Task description ▸
Retype each record below word for word. Leave the pictures out.

Data to process ▸
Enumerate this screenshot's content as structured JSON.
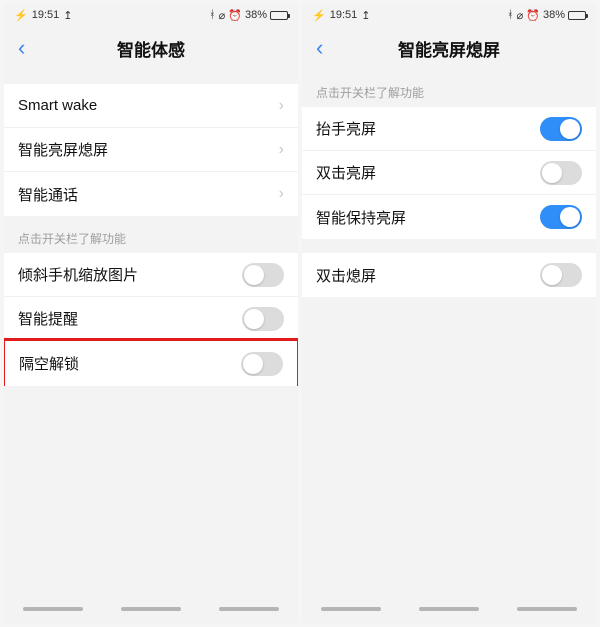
{
  "statusbar": {
    "time": "19:51",
    "battery_pct": "38%"
  },
  "left": {
    "title": "智能体感",
    "nav_rows": [
      {
        "label": "Smart wake"
      },
      {
        "label": "智能亮屏熄屏"
      },
      {
        "label": "智能通话"
      }
    ],
    "hint": "点击开关栏了解功能",
    "toggle_rows": [
      {
        "label": "倾斜手机缩放图片",
        "on": false
      },
      {
        "label": "智能提醒",
        "on": false
      },
      {
        "label": "隔空解锁",
        "on": false,
        "highlight": true
      }
    ]
  },
  "right": {
    "title": "智能亮屏熄屏",
    "hint": "点击开关栏了解功能",
    "group1": [
      {
        "label": "抬手亮屏",
        "on": true
      },
      {
        "label": "双击亮屏",
        "on": false
      },
      {
        "label": "智能保持亮屏",
        "on": true
      }
    ],
    "group2": [
      {
        "label": "双击熄屏",
        "on": false
      }
    ]
  }
}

Output for this exercise ▸
Enumerate this screenshot's content as structured JSON.
{
  "statusbar": {
    "time": "19:51",
    "battery_pct": "38%"
  },
  "left": {
    "title": "智能体感",
    "nav_rows": [
      {
        "label": "Smart wake"
      },
      {
        "label": "智能亮屏熄屏"
      },
      {
        "label": "智能通话"
      }
    ],
    "hint": "点击开关栏了解功能",
    "toggle_rows": [
      {
        "label": "倾斜手机缩放图片",
        "on": false
      },
      {
        "label": "智能提醒",
        "on": false
      },
      {
        "label": "隔空解锁",
        "on": false,
        "highlight": true
      }
    ]
  },
  "right": {
    "title": "智能亮屏熄屏",
    "hint": "点击开关栏了解功能",
    "group1": [
      {
        "label": "抬手亮屏",
        "on": true
      },
      {
        "label": "双击亮屏",
        "on": false
      },
      {
        "label": "智能保持亮屏",
        "on": true
      }
    ],
    "group2": [
      {
        "label": "双击熄屏",
        "on": false
      }
    ]
  }
}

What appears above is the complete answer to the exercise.